-- Task details --
Which lines hold the string "granted"? Copy every one of them.

(Records excerpted from a collection)
■ ■ ■

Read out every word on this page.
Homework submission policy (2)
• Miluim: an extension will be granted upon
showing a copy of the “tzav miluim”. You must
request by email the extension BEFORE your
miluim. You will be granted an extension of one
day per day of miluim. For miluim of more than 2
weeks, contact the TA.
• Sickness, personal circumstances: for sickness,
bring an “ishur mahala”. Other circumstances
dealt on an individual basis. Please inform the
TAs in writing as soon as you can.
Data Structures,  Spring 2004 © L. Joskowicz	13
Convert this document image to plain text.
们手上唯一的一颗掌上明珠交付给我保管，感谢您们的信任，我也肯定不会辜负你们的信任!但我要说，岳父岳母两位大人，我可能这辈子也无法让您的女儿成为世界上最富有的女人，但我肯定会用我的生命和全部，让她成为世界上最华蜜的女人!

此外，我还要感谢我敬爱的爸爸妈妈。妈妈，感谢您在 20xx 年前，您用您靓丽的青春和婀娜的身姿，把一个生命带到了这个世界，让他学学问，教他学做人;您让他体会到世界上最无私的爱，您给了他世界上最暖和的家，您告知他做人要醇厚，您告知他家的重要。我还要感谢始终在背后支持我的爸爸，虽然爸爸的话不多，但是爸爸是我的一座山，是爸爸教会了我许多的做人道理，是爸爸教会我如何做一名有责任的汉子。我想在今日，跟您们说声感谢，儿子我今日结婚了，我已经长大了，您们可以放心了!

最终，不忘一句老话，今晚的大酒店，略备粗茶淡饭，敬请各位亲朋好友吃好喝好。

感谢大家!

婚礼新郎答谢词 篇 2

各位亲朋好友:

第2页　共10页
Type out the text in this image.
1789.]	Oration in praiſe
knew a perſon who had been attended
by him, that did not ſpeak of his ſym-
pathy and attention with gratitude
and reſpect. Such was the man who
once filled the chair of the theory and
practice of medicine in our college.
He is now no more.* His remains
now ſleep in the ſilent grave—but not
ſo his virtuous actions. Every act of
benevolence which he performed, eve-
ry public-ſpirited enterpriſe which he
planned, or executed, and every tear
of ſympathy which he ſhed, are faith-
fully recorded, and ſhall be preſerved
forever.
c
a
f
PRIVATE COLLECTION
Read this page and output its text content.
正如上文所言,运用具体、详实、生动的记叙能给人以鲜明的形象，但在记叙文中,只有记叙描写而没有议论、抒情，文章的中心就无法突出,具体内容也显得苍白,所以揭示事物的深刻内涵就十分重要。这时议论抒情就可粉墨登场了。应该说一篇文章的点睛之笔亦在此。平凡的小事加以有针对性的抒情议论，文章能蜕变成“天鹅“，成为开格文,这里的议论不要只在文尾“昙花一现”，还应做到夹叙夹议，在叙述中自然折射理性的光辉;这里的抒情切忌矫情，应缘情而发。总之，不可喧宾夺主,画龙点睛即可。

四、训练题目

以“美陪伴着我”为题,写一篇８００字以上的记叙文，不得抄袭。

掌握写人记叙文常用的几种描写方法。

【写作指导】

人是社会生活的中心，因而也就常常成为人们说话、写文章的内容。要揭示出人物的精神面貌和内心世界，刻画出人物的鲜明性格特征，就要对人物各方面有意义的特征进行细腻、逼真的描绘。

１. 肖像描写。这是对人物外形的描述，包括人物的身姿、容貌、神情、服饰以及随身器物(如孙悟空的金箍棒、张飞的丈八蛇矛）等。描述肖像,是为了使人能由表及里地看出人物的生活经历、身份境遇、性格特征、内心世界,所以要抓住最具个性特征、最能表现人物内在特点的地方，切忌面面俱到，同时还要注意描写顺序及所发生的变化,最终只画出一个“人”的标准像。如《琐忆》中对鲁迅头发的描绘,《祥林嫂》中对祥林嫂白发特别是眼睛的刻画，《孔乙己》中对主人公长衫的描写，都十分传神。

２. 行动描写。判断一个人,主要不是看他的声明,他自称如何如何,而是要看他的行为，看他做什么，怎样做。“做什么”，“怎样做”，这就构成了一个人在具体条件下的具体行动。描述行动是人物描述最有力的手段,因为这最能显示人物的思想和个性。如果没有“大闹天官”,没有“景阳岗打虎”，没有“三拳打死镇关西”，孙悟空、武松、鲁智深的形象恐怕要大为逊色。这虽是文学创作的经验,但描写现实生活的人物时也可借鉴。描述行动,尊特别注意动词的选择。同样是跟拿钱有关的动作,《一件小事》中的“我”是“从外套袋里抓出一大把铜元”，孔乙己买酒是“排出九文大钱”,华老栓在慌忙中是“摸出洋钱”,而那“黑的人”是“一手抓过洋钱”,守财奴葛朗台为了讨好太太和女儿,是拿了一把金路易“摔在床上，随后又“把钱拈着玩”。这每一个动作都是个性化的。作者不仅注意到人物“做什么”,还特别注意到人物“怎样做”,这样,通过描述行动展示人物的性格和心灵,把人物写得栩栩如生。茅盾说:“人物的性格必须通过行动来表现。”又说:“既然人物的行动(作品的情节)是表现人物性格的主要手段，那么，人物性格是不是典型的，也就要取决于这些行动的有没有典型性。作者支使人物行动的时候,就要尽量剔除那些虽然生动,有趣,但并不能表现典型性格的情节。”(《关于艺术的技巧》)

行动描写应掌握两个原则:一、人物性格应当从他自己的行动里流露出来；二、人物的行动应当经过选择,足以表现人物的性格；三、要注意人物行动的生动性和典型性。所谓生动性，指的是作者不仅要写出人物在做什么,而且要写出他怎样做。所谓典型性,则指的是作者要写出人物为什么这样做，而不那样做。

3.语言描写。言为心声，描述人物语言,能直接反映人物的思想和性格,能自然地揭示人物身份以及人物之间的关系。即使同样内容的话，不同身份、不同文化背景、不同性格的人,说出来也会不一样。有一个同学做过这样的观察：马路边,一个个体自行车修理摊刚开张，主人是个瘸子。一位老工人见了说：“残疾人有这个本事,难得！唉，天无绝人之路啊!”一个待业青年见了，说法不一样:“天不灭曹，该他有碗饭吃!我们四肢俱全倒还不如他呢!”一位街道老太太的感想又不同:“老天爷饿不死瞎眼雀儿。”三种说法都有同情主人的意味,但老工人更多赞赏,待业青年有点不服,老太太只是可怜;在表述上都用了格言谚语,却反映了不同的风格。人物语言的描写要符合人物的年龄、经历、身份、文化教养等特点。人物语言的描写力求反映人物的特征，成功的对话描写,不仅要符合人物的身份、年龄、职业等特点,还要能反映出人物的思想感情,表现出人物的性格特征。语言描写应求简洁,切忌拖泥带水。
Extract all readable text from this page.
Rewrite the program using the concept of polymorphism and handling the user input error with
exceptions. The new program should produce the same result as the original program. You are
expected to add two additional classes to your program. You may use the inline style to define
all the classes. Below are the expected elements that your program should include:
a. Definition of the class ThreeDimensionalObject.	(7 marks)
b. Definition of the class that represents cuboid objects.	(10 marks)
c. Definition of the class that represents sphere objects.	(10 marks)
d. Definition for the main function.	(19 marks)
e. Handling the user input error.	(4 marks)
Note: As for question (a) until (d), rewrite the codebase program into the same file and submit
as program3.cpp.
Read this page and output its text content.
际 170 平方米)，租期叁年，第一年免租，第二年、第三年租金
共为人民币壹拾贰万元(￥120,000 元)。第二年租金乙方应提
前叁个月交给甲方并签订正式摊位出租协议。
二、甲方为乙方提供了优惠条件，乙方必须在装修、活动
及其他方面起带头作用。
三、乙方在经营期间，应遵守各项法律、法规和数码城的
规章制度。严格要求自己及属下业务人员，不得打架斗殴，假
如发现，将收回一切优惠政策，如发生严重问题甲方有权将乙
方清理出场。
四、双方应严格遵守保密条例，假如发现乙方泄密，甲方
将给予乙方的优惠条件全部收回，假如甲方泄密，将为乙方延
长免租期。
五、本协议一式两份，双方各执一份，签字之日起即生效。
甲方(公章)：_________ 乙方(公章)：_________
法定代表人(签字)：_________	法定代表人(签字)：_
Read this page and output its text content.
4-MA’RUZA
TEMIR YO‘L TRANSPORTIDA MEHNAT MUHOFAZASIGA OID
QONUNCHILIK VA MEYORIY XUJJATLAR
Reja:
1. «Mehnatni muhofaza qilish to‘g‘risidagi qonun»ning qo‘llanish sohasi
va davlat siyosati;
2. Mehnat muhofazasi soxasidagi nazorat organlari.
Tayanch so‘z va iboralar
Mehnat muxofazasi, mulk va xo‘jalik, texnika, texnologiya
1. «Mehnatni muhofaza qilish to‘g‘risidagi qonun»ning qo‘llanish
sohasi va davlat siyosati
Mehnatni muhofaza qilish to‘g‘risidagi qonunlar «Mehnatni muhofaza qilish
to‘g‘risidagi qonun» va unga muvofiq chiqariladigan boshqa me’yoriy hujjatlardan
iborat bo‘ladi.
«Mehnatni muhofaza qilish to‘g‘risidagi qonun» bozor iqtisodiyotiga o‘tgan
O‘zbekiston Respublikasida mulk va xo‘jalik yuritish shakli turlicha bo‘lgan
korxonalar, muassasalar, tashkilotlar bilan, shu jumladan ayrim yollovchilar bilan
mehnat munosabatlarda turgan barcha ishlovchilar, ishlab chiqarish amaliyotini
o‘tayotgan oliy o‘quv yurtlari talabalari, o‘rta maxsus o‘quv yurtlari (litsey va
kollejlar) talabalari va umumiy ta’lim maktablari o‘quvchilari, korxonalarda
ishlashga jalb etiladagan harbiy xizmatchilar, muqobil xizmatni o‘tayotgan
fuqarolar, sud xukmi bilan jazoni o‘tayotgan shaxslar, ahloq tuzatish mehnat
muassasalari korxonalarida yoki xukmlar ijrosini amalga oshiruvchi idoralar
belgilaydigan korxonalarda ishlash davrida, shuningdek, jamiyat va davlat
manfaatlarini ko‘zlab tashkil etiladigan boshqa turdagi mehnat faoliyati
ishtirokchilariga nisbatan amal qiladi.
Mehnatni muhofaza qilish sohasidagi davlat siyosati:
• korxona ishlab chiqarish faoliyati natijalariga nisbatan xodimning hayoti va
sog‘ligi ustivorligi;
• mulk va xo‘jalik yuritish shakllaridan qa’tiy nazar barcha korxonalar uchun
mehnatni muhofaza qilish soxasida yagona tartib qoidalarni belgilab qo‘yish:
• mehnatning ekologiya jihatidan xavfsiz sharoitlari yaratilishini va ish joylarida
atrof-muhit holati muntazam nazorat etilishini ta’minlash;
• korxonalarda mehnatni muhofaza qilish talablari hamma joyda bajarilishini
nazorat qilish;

■ ■ ■

-- Response --
• Miluim: an extension will be granted upon
miluim. You will be granted an extension of one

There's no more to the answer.